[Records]
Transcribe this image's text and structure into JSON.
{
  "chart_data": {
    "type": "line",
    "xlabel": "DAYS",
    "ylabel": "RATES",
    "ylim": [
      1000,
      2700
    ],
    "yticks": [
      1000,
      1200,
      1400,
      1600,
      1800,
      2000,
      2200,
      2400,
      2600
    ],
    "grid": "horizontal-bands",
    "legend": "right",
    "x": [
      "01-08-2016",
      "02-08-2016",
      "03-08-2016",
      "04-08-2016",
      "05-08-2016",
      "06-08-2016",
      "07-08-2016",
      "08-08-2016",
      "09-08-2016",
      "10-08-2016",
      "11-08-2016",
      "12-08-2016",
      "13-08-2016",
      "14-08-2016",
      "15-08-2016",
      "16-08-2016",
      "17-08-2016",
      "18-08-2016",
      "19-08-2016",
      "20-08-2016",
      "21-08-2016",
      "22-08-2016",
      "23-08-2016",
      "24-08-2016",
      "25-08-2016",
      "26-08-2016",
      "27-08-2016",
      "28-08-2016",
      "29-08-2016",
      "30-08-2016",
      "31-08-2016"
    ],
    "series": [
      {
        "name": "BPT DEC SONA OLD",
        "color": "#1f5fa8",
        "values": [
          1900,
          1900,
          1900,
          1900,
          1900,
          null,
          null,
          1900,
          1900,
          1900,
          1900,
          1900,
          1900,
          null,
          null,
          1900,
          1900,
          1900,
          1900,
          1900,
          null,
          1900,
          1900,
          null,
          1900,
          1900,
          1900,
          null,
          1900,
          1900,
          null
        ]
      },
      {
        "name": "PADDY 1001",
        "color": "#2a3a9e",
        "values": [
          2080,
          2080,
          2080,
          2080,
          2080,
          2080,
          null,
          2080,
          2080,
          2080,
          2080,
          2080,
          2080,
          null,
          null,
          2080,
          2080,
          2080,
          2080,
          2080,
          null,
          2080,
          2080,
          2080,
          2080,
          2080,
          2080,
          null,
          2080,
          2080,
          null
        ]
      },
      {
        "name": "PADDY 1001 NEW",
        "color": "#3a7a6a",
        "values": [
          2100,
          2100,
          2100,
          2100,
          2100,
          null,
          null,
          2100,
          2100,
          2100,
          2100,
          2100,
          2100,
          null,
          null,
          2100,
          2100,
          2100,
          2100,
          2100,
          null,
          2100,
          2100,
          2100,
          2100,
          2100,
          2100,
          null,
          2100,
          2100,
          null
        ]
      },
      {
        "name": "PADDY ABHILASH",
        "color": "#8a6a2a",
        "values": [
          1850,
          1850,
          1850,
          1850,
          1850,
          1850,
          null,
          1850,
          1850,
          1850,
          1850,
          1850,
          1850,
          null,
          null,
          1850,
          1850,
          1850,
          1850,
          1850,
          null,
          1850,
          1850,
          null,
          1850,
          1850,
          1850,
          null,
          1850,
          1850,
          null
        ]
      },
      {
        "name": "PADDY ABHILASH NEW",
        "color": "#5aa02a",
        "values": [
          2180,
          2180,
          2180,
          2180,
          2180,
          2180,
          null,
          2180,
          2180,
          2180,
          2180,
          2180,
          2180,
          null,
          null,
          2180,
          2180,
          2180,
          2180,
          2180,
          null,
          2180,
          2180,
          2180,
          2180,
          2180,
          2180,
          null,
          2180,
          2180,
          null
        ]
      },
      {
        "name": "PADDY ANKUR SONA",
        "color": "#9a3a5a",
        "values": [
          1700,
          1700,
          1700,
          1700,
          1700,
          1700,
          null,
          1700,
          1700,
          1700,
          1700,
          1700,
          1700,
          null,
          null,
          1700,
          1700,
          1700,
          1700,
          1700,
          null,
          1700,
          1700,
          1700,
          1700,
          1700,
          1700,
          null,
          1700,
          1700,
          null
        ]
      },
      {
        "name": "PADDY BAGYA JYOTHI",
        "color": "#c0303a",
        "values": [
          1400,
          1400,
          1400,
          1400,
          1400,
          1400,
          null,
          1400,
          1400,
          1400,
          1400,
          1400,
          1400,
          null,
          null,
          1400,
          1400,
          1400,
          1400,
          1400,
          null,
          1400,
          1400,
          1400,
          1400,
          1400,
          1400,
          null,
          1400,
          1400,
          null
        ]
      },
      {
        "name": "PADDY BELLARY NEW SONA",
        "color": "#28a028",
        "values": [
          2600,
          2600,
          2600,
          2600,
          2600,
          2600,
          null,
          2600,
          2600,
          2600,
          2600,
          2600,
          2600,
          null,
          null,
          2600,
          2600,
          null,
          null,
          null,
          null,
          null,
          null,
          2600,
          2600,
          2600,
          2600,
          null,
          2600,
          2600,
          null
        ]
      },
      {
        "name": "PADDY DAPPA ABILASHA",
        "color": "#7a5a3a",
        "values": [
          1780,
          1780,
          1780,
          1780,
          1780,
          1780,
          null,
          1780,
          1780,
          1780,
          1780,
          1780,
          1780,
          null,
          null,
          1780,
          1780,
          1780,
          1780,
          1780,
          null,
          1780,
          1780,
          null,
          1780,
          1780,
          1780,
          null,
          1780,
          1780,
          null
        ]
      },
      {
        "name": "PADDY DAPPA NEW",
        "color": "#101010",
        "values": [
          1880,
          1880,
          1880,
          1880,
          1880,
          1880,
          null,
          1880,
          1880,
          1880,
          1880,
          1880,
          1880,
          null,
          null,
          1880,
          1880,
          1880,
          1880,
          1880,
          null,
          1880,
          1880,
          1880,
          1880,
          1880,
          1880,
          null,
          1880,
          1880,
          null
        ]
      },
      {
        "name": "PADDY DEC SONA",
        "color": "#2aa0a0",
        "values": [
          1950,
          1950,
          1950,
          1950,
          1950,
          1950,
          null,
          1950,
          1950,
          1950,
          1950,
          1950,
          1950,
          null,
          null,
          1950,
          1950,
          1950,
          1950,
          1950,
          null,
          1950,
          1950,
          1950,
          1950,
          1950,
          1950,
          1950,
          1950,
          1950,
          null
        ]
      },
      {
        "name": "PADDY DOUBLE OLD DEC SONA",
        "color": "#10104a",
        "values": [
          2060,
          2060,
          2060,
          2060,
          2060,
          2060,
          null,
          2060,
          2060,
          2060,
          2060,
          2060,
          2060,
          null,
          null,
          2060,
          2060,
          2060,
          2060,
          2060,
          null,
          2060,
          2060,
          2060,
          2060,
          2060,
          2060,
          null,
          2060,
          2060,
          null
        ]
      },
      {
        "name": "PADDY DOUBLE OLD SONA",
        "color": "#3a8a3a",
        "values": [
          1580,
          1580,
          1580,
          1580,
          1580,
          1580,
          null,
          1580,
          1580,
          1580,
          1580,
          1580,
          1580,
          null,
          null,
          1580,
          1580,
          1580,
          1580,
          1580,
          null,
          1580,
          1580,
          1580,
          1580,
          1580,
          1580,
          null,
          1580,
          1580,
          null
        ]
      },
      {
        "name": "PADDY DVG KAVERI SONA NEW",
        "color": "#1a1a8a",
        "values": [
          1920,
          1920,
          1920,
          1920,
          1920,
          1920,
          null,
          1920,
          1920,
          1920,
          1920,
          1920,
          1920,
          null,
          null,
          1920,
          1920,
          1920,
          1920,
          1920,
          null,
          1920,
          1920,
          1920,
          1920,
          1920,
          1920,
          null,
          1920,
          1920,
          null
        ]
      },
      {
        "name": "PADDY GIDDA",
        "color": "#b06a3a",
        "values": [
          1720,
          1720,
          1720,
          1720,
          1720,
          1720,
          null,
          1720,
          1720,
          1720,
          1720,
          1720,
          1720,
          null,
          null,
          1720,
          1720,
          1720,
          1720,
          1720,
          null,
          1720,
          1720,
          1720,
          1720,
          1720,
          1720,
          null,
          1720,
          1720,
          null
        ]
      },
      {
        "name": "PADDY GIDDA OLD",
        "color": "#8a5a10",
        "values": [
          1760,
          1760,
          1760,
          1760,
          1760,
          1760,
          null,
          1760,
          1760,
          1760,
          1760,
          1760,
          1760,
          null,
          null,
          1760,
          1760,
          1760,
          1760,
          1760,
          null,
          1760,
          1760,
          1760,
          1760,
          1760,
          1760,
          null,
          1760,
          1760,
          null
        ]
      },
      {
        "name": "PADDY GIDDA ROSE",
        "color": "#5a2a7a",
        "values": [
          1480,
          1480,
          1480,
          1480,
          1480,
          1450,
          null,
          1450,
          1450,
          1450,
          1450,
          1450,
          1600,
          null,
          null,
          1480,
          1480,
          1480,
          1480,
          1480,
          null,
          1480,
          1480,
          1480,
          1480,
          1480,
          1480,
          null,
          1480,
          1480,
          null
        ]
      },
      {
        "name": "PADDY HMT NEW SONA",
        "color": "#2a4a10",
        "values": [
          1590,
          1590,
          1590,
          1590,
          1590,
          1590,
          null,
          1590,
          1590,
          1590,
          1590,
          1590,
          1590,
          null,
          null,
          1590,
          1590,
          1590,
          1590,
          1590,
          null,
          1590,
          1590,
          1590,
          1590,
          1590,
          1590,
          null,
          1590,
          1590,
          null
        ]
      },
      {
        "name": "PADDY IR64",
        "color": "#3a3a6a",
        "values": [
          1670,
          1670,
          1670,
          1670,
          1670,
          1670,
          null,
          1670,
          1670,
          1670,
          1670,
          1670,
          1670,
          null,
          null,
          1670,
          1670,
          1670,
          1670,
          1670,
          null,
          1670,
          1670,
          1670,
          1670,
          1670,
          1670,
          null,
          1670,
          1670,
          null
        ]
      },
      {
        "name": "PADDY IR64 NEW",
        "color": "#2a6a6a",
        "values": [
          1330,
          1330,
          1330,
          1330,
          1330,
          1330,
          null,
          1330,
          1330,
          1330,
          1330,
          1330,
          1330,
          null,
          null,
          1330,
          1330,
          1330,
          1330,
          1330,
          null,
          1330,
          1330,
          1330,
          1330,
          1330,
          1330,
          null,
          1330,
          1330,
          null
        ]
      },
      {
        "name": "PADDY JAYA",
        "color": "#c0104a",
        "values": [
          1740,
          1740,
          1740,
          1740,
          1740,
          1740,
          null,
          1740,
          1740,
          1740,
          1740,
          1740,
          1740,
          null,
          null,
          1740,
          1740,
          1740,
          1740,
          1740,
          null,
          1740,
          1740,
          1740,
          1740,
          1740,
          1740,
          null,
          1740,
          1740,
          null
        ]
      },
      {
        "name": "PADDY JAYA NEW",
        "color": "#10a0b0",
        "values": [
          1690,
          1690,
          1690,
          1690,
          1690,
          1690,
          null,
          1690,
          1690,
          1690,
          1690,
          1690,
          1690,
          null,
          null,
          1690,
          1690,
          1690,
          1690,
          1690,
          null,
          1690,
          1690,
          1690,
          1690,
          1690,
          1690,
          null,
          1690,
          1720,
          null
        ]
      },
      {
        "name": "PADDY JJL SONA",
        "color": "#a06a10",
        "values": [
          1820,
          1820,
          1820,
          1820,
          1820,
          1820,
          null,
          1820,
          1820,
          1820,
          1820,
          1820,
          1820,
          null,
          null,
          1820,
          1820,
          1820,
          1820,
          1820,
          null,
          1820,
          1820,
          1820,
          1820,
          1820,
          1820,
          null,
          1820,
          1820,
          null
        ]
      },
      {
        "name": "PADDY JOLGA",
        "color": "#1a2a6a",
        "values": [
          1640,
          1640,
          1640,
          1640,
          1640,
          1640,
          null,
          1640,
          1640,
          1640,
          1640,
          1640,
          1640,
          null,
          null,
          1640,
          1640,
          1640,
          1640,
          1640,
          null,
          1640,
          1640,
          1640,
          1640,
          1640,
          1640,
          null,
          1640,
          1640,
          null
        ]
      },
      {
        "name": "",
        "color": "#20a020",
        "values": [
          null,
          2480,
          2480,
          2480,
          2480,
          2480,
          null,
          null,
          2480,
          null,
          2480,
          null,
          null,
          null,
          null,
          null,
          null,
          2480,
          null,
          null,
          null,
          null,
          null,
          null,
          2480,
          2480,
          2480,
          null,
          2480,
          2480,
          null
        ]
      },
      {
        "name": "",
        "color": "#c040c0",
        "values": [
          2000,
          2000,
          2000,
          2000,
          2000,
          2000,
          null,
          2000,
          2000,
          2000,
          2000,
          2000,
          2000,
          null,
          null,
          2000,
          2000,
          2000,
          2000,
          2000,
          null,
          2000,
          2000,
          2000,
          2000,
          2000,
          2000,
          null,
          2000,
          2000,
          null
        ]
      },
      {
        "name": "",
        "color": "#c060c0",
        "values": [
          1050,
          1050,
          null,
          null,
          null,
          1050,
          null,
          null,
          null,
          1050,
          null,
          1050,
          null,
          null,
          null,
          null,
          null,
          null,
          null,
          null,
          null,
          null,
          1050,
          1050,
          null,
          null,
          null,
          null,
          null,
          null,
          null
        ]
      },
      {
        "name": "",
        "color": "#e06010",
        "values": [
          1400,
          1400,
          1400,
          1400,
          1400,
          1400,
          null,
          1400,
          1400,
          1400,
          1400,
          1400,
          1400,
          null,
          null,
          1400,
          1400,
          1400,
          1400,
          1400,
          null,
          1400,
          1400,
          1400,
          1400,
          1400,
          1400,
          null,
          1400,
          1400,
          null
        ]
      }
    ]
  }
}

# EXERCISE:
Check every line for "ABHILASH" and show the ones that have it.

# EXERCISE RESPONSE:
        "name": "PADDY ABHILASH",
        "name": "PADDY ABHILASH NEW",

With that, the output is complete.